* Begin DATA RECORDS *
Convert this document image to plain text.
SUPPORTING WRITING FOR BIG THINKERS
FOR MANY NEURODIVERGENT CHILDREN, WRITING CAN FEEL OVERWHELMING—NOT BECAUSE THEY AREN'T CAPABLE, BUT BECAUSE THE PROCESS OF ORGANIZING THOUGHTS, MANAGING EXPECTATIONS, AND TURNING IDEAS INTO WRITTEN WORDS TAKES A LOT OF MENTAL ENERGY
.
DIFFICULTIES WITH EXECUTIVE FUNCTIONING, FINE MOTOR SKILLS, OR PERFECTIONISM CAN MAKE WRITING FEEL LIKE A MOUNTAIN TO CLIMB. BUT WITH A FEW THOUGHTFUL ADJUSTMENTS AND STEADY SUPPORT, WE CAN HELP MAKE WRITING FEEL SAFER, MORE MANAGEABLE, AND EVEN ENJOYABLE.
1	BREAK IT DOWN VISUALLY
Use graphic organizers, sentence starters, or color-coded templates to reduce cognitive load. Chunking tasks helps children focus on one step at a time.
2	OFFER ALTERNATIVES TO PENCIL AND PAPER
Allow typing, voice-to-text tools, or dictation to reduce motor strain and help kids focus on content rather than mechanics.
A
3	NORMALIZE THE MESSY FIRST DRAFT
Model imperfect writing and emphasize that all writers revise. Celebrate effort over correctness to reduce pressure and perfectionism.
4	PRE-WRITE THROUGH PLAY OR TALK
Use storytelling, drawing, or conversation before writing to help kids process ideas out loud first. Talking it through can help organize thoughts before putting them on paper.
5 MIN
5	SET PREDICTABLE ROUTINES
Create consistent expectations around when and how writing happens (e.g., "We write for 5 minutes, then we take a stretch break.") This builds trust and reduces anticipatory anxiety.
* End DATA RECORDS *
• _DIRECTIONS FOR THIS TASK_
Find the word "text" in the records and pull out each line that has it.

• _RESULT OF THIS EXERCISE_
Convert this document image to plain text.
Allow typing, voice-to-text tools, or dictation to reduce motor strain and help kids focus on content rather than mechanics.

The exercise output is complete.